◆ The problem
Locate each line with the string "Liquid" in the listing below and copy it.

◆ Excerpted records
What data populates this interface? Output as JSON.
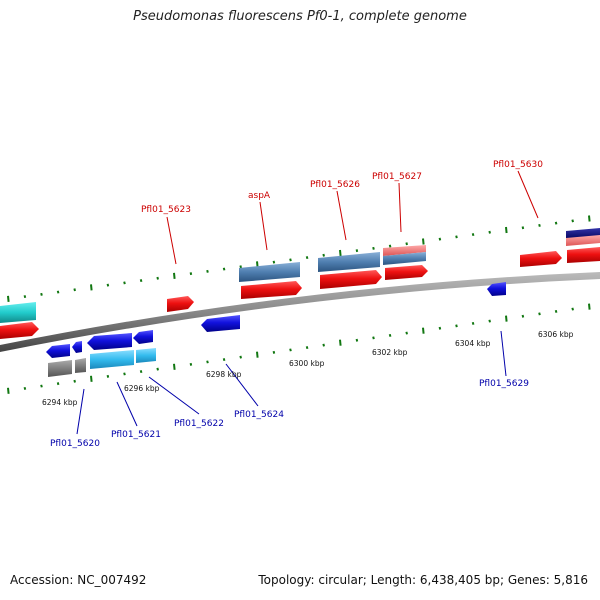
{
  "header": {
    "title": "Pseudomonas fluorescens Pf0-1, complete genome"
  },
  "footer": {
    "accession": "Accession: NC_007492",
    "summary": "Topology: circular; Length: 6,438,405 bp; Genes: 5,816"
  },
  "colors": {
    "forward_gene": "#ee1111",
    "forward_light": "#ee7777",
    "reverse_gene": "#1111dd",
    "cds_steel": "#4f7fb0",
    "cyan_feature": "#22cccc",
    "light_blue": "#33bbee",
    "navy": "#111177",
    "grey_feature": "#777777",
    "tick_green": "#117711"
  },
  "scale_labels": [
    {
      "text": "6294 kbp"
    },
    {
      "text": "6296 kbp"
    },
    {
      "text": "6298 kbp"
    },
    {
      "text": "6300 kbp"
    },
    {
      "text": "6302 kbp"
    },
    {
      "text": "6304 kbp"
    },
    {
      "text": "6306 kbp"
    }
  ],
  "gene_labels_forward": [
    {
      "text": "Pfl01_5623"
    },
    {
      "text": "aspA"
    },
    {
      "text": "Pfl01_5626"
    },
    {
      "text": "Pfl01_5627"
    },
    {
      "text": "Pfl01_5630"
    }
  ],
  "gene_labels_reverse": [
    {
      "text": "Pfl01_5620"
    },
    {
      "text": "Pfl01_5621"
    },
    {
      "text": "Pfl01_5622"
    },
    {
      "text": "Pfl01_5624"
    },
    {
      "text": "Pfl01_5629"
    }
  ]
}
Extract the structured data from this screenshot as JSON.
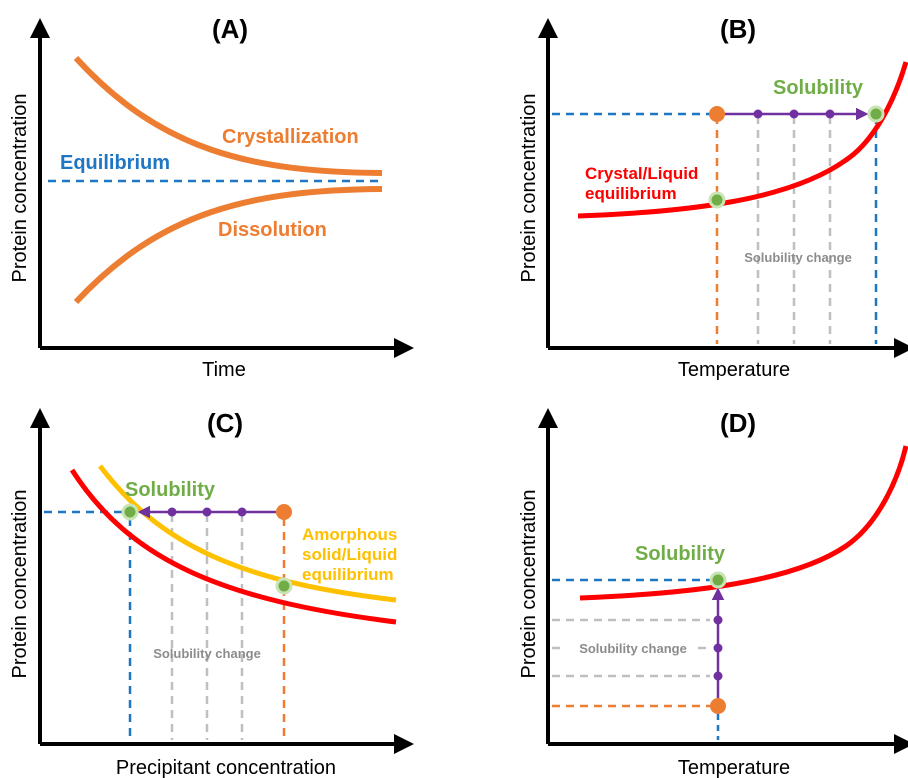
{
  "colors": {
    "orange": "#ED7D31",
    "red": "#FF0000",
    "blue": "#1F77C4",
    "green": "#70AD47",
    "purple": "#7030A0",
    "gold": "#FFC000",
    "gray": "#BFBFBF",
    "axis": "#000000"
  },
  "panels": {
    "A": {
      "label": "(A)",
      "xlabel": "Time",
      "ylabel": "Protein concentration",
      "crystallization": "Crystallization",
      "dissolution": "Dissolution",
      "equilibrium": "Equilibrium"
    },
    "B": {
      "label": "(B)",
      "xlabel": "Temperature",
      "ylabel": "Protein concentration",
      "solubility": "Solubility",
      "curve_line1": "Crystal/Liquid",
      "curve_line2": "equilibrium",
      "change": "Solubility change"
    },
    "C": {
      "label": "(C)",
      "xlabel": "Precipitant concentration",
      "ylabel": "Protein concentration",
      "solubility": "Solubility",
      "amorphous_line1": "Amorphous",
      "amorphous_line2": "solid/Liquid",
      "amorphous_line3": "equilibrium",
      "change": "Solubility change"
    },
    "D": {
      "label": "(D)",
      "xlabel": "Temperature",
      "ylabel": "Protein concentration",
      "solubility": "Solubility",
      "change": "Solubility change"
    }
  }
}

--

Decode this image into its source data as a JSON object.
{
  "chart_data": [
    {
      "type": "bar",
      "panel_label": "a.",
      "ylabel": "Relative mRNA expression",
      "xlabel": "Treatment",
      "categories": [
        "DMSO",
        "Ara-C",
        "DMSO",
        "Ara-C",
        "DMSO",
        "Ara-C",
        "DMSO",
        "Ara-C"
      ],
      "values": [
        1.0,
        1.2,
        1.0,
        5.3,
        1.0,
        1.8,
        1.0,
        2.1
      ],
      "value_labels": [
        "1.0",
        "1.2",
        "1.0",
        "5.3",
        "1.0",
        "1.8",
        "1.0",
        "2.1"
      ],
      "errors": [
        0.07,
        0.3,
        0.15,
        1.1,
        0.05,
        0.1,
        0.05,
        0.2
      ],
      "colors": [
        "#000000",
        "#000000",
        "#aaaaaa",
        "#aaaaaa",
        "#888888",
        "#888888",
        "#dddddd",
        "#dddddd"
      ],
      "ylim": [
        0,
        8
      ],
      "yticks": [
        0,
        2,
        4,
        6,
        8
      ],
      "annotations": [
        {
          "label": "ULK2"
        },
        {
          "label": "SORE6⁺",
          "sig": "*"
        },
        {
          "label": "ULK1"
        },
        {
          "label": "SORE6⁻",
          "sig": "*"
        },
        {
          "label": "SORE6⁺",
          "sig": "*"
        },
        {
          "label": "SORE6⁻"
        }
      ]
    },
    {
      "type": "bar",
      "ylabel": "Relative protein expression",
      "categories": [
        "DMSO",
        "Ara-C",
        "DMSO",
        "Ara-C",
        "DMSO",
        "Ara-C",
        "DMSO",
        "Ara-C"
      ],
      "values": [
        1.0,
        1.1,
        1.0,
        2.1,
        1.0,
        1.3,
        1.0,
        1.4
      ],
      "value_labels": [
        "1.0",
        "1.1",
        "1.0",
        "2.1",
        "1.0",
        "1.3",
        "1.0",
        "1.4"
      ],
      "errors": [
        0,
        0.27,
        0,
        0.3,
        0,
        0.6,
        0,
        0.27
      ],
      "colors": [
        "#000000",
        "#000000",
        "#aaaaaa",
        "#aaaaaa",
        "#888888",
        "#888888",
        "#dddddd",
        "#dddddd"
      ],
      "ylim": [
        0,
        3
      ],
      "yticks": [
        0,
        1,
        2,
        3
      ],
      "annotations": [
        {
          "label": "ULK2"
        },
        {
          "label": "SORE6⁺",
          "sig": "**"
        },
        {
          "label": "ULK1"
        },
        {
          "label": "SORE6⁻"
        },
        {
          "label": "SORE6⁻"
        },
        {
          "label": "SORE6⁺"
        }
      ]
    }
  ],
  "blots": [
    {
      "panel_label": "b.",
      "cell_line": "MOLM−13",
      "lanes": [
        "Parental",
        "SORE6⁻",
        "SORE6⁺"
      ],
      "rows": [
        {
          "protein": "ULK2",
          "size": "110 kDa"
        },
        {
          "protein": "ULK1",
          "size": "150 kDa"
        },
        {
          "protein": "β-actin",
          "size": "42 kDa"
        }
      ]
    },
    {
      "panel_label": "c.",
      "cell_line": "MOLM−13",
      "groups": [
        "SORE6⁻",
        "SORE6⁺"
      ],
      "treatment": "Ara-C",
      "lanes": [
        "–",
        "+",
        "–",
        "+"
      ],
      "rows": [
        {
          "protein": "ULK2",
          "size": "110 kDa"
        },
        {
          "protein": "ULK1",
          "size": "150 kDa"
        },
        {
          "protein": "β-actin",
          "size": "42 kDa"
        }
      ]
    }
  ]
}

==

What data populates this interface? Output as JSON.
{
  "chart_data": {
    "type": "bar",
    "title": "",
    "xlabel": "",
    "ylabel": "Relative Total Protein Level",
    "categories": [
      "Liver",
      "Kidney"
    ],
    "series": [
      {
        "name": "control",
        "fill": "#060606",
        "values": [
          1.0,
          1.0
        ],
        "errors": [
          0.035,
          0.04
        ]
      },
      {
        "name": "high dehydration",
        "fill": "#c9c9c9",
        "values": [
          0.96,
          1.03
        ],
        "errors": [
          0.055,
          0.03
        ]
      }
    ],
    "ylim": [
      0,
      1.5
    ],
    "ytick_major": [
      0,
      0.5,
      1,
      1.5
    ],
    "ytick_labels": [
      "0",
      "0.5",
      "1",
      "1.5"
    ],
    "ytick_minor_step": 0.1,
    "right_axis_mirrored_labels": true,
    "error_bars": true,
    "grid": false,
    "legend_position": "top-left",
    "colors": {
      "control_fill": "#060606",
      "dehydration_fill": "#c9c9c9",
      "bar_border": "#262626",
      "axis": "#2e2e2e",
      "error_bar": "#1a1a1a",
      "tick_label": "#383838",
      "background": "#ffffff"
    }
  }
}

◆ Exercise solution
      "curve_line1": "Crystal/Liquid",
      "amorphous_line2": "solid/Liquid",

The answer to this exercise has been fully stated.